(WHAT IS EXPECTED):
From the entries that follow, list every line in which the string "Assisted" appears.

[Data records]
·····
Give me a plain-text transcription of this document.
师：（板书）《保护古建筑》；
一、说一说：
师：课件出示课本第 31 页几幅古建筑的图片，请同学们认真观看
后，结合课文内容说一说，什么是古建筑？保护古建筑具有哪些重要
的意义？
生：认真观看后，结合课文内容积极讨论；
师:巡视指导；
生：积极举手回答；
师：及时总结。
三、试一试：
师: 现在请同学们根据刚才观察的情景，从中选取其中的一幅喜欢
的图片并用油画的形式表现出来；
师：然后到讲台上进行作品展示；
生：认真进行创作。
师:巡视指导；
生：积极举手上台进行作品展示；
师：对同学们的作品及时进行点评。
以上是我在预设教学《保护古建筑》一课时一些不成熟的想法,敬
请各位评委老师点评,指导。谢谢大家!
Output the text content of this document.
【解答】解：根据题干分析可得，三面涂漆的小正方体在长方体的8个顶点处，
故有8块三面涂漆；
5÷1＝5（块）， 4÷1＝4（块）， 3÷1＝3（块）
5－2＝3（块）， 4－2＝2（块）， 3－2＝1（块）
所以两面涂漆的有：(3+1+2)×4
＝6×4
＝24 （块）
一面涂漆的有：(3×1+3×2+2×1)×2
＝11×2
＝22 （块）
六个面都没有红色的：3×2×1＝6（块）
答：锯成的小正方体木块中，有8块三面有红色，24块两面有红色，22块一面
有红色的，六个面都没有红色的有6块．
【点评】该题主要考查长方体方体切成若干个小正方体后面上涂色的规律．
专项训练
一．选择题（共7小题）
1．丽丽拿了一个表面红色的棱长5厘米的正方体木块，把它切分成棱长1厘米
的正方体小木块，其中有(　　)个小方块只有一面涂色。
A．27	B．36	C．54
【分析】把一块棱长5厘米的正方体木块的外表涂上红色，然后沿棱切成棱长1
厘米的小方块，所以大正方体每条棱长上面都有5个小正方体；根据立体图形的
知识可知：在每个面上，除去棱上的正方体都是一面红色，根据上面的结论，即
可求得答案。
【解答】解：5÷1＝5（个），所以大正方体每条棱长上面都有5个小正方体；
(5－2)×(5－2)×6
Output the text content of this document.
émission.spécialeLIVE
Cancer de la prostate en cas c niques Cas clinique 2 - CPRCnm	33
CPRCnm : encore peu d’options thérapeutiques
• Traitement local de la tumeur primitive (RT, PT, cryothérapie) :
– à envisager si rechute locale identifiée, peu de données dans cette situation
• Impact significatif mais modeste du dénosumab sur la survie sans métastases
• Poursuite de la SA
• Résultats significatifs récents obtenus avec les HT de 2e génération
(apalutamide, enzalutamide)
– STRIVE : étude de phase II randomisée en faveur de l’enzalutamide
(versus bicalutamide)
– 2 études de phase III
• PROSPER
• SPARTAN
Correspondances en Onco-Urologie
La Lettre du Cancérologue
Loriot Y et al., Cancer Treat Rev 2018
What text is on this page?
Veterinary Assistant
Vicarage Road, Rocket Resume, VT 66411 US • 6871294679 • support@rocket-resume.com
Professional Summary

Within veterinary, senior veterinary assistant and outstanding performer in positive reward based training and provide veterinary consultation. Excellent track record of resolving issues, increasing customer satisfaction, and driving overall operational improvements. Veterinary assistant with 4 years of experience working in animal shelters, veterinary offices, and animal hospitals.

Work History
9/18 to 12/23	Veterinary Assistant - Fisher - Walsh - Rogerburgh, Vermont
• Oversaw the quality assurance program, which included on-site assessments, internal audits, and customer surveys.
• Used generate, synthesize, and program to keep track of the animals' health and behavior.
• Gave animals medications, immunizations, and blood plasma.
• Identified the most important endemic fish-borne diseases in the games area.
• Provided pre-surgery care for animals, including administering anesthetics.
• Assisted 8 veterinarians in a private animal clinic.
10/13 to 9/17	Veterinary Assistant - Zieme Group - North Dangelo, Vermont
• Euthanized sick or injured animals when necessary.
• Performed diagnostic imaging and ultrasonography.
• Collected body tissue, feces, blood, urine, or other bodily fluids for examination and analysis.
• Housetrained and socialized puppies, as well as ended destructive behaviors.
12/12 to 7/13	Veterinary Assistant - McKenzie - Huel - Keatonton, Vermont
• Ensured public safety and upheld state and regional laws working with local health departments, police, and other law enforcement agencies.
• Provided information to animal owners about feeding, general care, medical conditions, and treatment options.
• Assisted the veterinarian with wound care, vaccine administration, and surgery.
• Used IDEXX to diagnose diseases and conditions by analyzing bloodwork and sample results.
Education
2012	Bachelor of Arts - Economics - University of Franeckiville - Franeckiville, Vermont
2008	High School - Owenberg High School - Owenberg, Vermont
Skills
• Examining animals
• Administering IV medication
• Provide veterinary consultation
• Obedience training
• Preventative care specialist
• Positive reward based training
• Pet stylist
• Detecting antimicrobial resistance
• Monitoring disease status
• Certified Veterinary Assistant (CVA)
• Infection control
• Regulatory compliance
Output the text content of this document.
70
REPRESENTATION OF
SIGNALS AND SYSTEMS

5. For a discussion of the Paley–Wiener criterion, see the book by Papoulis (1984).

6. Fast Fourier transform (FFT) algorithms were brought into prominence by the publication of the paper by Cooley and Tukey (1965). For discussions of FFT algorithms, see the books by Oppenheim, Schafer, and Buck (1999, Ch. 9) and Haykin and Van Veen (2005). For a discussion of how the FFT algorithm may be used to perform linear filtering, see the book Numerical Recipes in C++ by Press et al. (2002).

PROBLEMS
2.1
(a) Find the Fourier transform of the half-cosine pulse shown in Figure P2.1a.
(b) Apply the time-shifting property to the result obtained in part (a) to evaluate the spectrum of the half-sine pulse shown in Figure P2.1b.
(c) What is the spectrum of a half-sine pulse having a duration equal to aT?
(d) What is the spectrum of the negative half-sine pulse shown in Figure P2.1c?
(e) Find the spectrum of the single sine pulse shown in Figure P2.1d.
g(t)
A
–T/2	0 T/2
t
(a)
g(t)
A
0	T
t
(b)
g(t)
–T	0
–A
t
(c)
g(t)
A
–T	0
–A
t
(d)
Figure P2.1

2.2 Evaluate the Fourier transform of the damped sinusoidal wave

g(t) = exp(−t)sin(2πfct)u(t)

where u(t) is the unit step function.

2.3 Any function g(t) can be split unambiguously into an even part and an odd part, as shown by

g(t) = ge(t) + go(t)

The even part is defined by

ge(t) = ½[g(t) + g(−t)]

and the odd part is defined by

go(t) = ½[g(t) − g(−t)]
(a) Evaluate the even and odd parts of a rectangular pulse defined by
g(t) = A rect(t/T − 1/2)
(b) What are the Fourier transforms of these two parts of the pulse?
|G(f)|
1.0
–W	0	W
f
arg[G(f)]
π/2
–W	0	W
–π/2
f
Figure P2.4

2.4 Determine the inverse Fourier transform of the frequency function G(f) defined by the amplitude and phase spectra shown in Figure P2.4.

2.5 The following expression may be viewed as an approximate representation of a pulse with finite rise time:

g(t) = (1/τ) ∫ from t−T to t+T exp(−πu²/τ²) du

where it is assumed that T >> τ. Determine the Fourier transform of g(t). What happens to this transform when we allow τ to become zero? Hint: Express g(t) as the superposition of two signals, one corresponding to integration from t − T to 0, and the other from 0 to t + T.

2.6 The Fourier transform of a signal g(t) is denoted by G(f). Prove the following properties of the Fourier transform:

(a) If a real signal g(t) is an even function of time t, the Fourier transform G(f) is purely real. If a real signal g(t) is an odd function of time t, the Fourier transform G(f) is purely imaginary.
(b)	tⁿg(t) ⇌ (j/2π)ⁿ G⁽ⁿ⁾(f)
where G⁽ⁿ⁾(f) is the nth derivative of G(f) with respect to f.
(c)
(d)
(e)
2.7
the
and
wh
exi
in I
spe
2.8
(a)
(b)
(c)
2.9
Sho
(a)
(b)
·····
(FULL OUTPUT):
• Assisted 8 veterinarians in a private animal clinic.
• Assisted the veterinarian with wound care, vaccine administration, and surgery.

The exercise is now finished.